-- BEGIN --

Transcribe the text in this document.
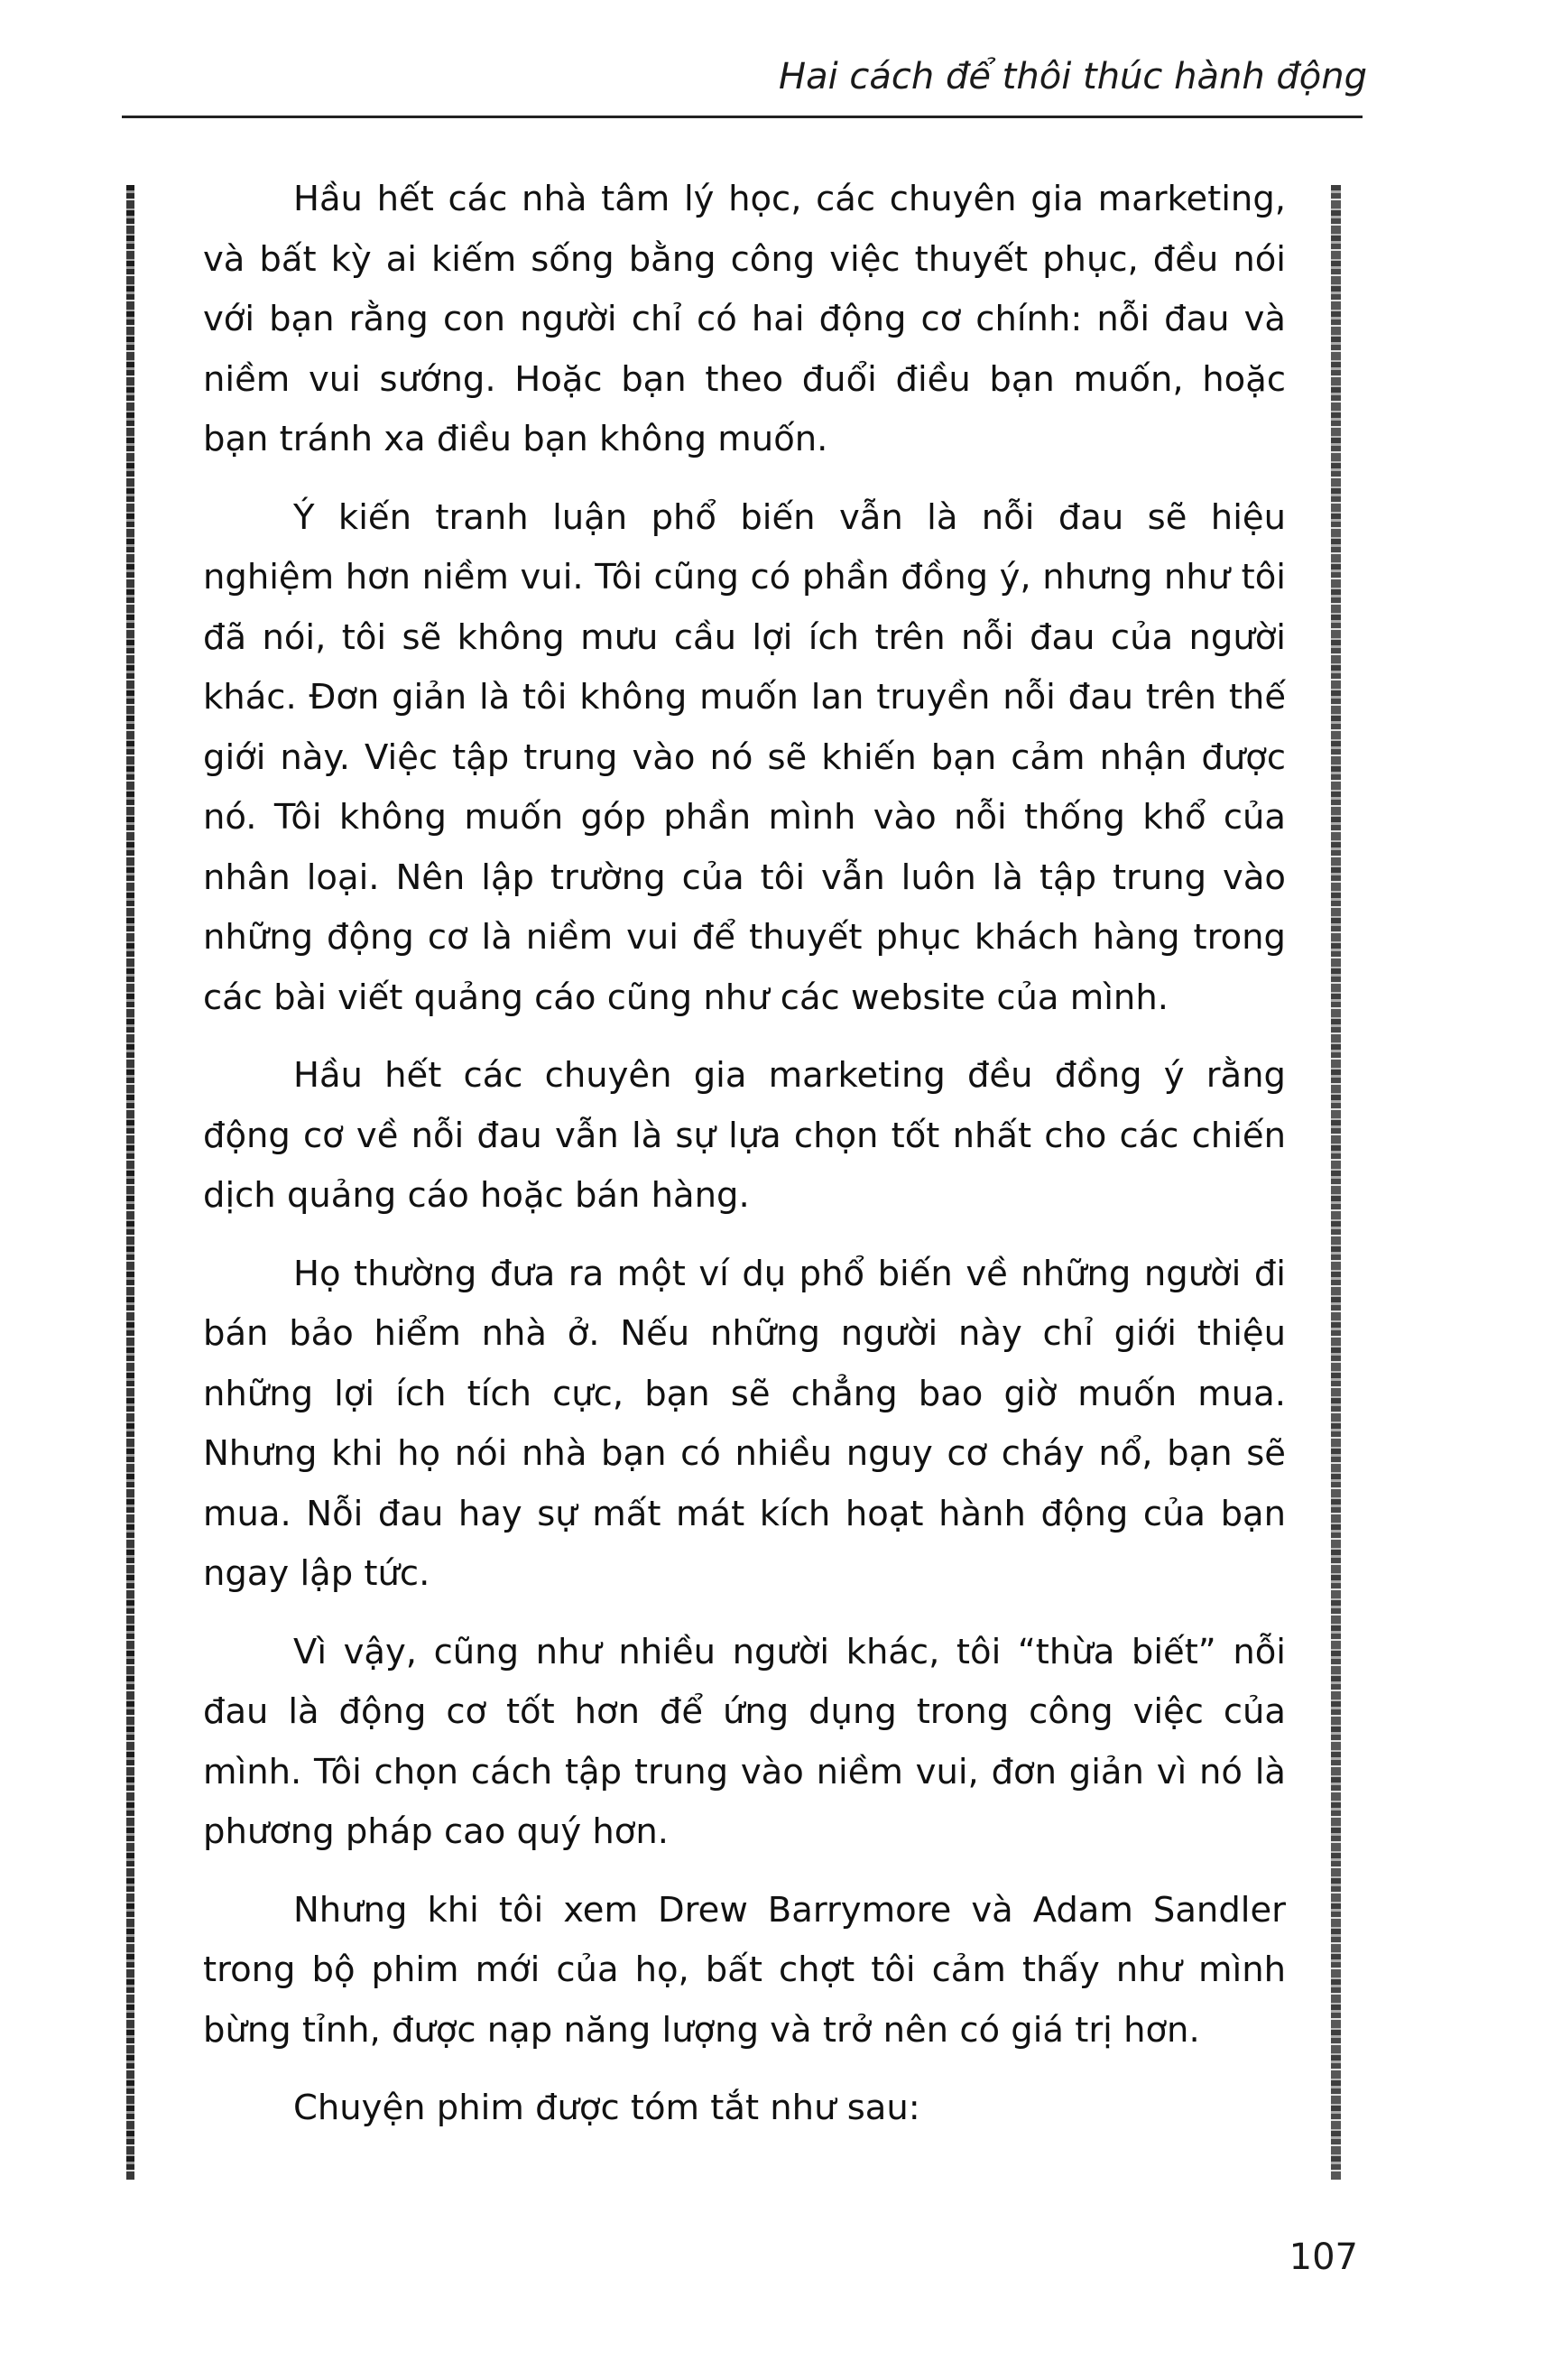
Hai cách để thôi thúc hành động

Hầu hết các nhà tâm lý học, các chuyên gia marketing, và bất kỳ ai kiếm sống bằng công việc thuyết phục, đều nói với bạn rằng con người chỉ có hai động cơ chính: nỗi đau và niềm vui sướng. Hoặc bạn theo đuổi điều bạn muốn, hoặc bạn tránh xa điều bạn không muốn.

Ý kiến tranh luận phổ biến vẫn là nỗi đau sẽ hiệu nghiệm hơn niềm vui. Tôi cũng có phần đồng ý, nhưng như tôi đã nói, tôi sẽ không mưu cầu lợi ích trên nỗi đau của người khác. Đơn giản là tôi không muốn lan truyền nỗi đau trên thế giới này. Việc tập trung vào nó sẽ khiến bạn cảm nhận được nó. Tôi không muốn góp phần mình vào nỗi thống khổ của nhân loại. Nên lập trường của tôi vẫn luôn là tập trung vào những động cơ là niềm vui để thuyết phục khách hàng trong các bài viết quảng cáo cũng như các website của mình.

Hầu hết các chuyên gia marketing đều đồng ý rằng động cơ về nỗi đau vẫn là sự lựa chọn tốt nhất cho các chiến dịch quảng cáo hoặc bán hàng.

Họ thường đưa ra một ví dụ phổ biến về những người đi bán bảo hiểm nhà ở. Nếu những người này chỉ giới thiệu những lợi ích tích cực, bạn sẽ chẳng bao giờ muốn mua. Nhưng khi họ nói nhà bạn có nhiều nguy cơ cháy nổ, bạn sẽ mua. Nỗi đau hay sự mất mát kích hoạt hành động của bạn ngay lập tức.

Vì vậy, cũng như nhiều người khác, tôi “thừa biết” nỗi đau là động cơ tốt hơn để ứng dụng trong công việc của mình. Tôi chọn cách tập trung vào niềm vui, đơn giản vì nó là phương pháp cao quý hơn.

Nhưng khi tôi xem Drew Barrymore và Adam Sandler trong bộ phim mới của họ, bất chợt tôi cảm thấy như mình bừng tỉnh, được nạp năng lượng và trở nên có giá trị hơn.

Chuyện phim được tóm tắt như sau:

107
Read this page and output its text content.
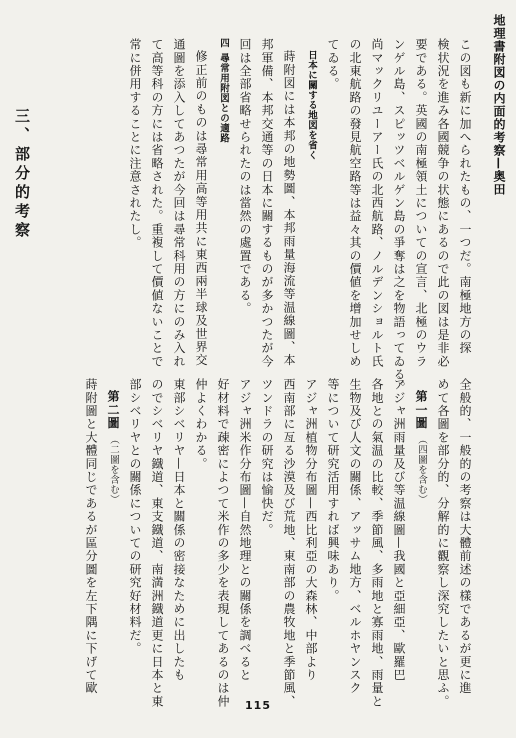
地理書附図の内面的考察—奥田

この図も新に加へられたもの、一つだ。南極地方の探

検状況を進み各國競争の状態にあるので此の図は是非必

要である。英國の南極領土についての宣言、北極のウラ

ンゲル島、スピッツベルゲン島の爭奪は之を物語ってゐる。

尚マックリユーアー氏の北西航路、ノルデンショルト氏

の北東航路の發見航空路等は益々其の價値を增加せしめ

てゐる。

日本に關する地図を省く

蒔附図には本邦の地勢圖、本邦雨量海流等温線圖、本

邦軍備、本邦交通等の日本に關するものが多かつたが今

回は全部省略せられたのは當然の處置である。

四 尋常用附図との適路

修正前のものは尋常用高等用共に東西兩半球及世界交

通圖を添入してあつたが今回は尋常科用の方にのみ入れ

て高等科の方には省略された。重複して價値ないことで

常に併用することに注意されたし。

三、部分的考察

全般的、一般的の考察は大體前述の樣であるが更に進

めて各圖を部分的、分解的に觀察し深究したいと思ふ。

第一圖 （四圖を含む）

アジャ洲雨量及び等温線圖—我國と亞細亞、歐羅巴

各地との氣温の比較、季節風、多雨地と寡雨地、雨量と

生物及び人文の關係、アッサム地方、ベルホヤンスク

等について研究活用すれば興味あり。

アジャ洲植物分布圖—西比利亞の大森林、中部より

西南部に亙る沙漠及び荒地、東南部の農牧地と季節風、

ツンドラの研究は愉快だ。

アジャ洲米作分布圖—自然地理との關係を調べると

好材料で疎密によつて米作の多少を表現してあるのは仲

仲よくわかる。

東部シベリヤ—日本と關係の密接なために出したも

のでシベリヤ鐡道、東支鐡道、南満洲鐡道更に日本と東

部シベリヤとの關係についての研究好材料だ。

第二圖 （二圖を含む）

蒔附圖と大體同じであるが區分圖を左下隅に下げて歐

115
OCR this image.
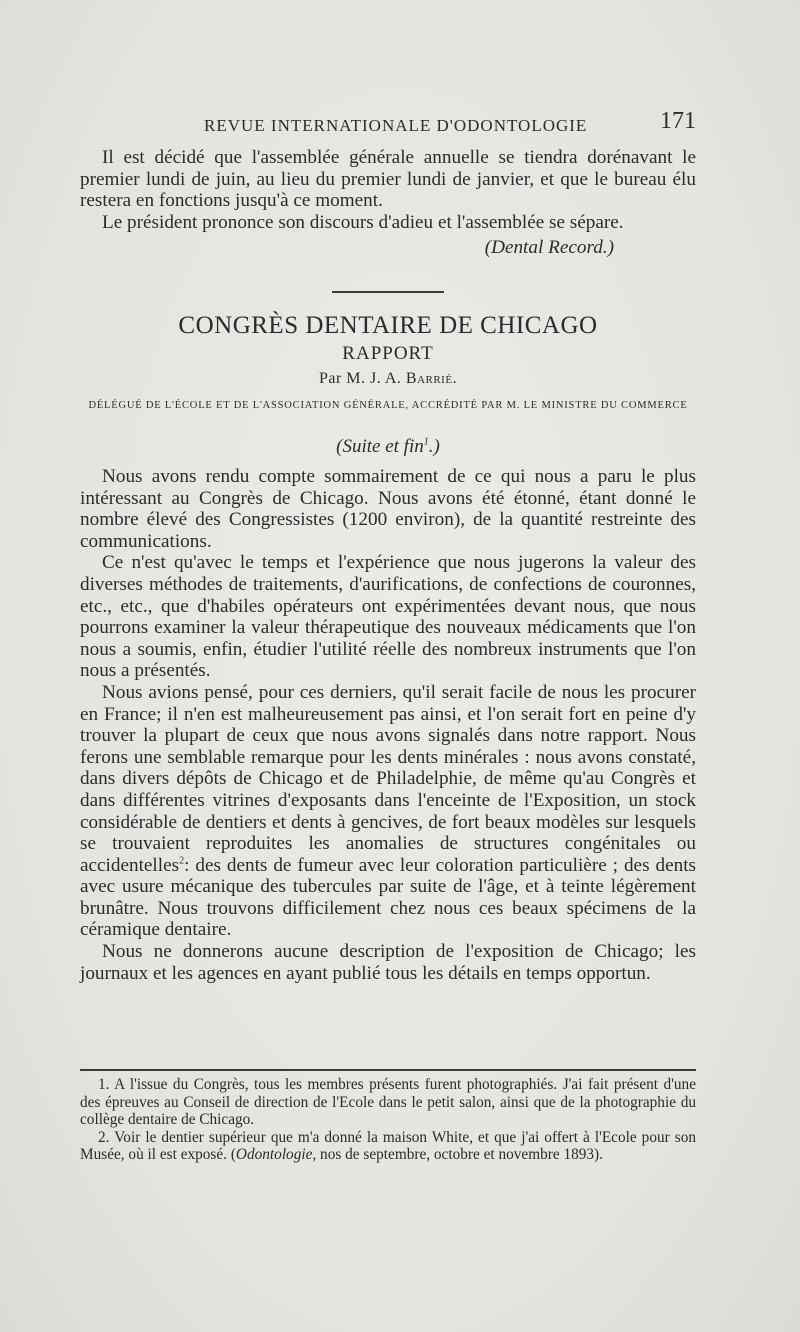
REVUE INTERNATIONALE D'ODONTOLOGIE	171

Il est décidé que l'assemblée générale annuelle se tiendra dorénavant le premier lundi de juin, au lieu du premier lundi de janvier, et que le bureau élu restera en fonctions jusqu'à ce moment.

Le président prononce son discours d'adieu et l'assemblée se sépare.

(Dental Record.)

CONGRÈS DENTAIRE DE CHICAGO
RAPPORT
Par M. J. A. Barrié.
DÉLÉGUÉ DE L'ÉCOLE ET DE L'ASSOCIATION GÉNÉRALE, ACCRÉDITÉ PAR M. LE MINISTRE DU COMMERCE
(Suite et fin$^1$.)

Nous avons rendu compte sommairement de ce qui nous a paru le plus intéressant au Congrès de Chicago. Nous avons été étonné, étant donné le nombre élevé des Congressistes (1200 environ), de la quantité restreinte des communications.

Ce n'est qu'avec le temps et l'expérience que nous jugerons la valeur des diverses méthodes de traitements, d'aurifications, de confections de couronnes, etc., etc., que d'habiles opérateurs ont expérimentées devant nous, que nous pourrons examiner la valeur thérapeutique des nouveaux médicaments que l'on nous a soumis, enfin, étudier l'utilité réelle des nombreux instruments que l'on nous a présentés.

Nous avions pensé, pour ces derniers, qu'il serait facile de nous les procurer en France; il n'en est malheureusement pas ainsi, et l'on serait fort en peine d'y trouver la plupart de ceux que nous avons signalés dans notre rapport. Nous ferons une semblable remarque pour les dents minérales : nous avons constaté, dans divers dépôts de Chicago et de Philadelphie, de même qu'au Congrès et dans différentes vitrines d'exposants dans l'enceinte de l'Exposition, un stock considérable de dentiers et dents à gencives, de fort beaux modèles sur lesquels se trouvaient reproduites les anomalies de structures congénitales ou accidentelles$^2$: des dents de fumeur avec leur coloration particulière ; des dents avec usure mécanique des tubercules par suite de l'âge, et à teinte légèrement brunâtre. Nous trouvons difficilement chez nous ces beaux spécimens de la céramique dentaire.

Nous ne donnerons aucune description de l'exposition de Chicago; les journaux et les agences en ayant publié tous les détails en temps opportun.

1. A l'issue du Congrès, tous les membres présents furent photographiés. J'ai fait présent d'une des épreuves au Conseil de direction de l'Ecole dans le petit salon, ainsi que de la photographie du collège dentaire de Chicago.

2. Voir le dentier supérieur que m'a donné la maison White, et que j'ai offert à l'Ecole pour son Musée, où il est exposé. (Odontologie, nos de septembre, octobre et novembre 1893).
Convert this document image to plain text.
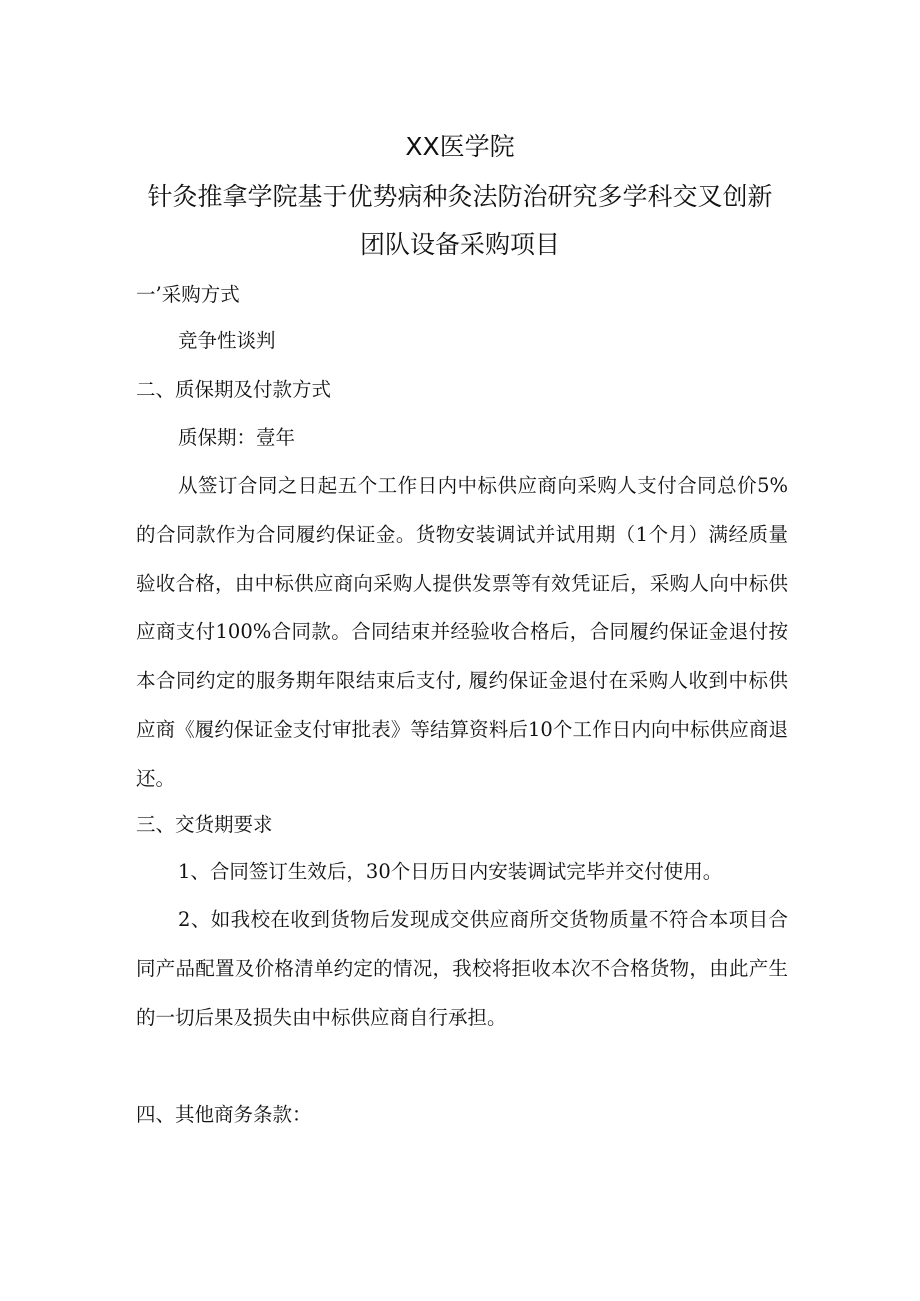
XX医学院
针灸推拿学院基于优势病种灸法防治研究多学科交叉创新
团队设备采购项目
一’采购方式
竞争性谈判
二、质保期及付款方式
质保期：壹年

从签订合同之日起五个工作日内中标供应商向采购人支付合同总价5%的合同款作为合同履约保证金。货物安装调试并试用期（1个月）满经质量验收合格，由中标供应商向采购人提供发票等有效凭证后，采购人向中标供应商支付100%合同款。合同结束并经验收合格后，合同履约保证金退付按本合同约定的服务期年限结束后支付, 履约保证金退付在采购人收到中标供应商《履约保证金支付审批表》等结算资料后10个工作日内向中标供应商退还。

三、交货期要求
1、合同签订生效后，30个日历日内安装调试完毕并交付使用。

2、如我校在收到货物后发现成交供应商所交货物质量不符合本项目合同产品配置及价格清单约定的情况，我校将拒收本次不合格货物，由此产生的一切后果及损失由中标供应商自行承担。

四、其他商务条款：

-- END --

**Short task**
Produce an exact copy of the lines from the line containing "Convert this document image to plain text." through the last line of the records, with no pictures and no other text.

**Result of this exercise**
Convert this document image to plain text.
XX医学院
针灸推拿学院基于优势病种灸法防治研究多学科交叉创新
团队设备采购项目
一’采购方式
竞争性谈判
二、质保期及付款方式
质保期：壹年

从签订合同之日起五个工作日内中标供应商向采购人支付合同总价5%的合同款作为合同履约保证金。货物安装调试并试用期（1个月）满经质量验收合格，由中标供应商向采购人提供发票等有效凭证后，采购人向中标供应商支付100%合同款。合同结束并经验收合格后，合同履约保证金退付按本合同约定的服务期年限结束后支付, 履约保证金退付在采购人收到中标供应商《履约保证金支付审批表》等结算资料后10个工作日内向中标供应商退还。

三、交货期要求
1、合同签订生效后，30个日历日内安装调试完毕并交付使用。

2、如我校在收到货物后发现成交供应商所交货物质量不符合本项目合同产品配置及价格清单约定的情况，我校将拒收本次不合格货物，由此产生的一切后果及损失由中标供应商自行承担。

四、其他商务条款：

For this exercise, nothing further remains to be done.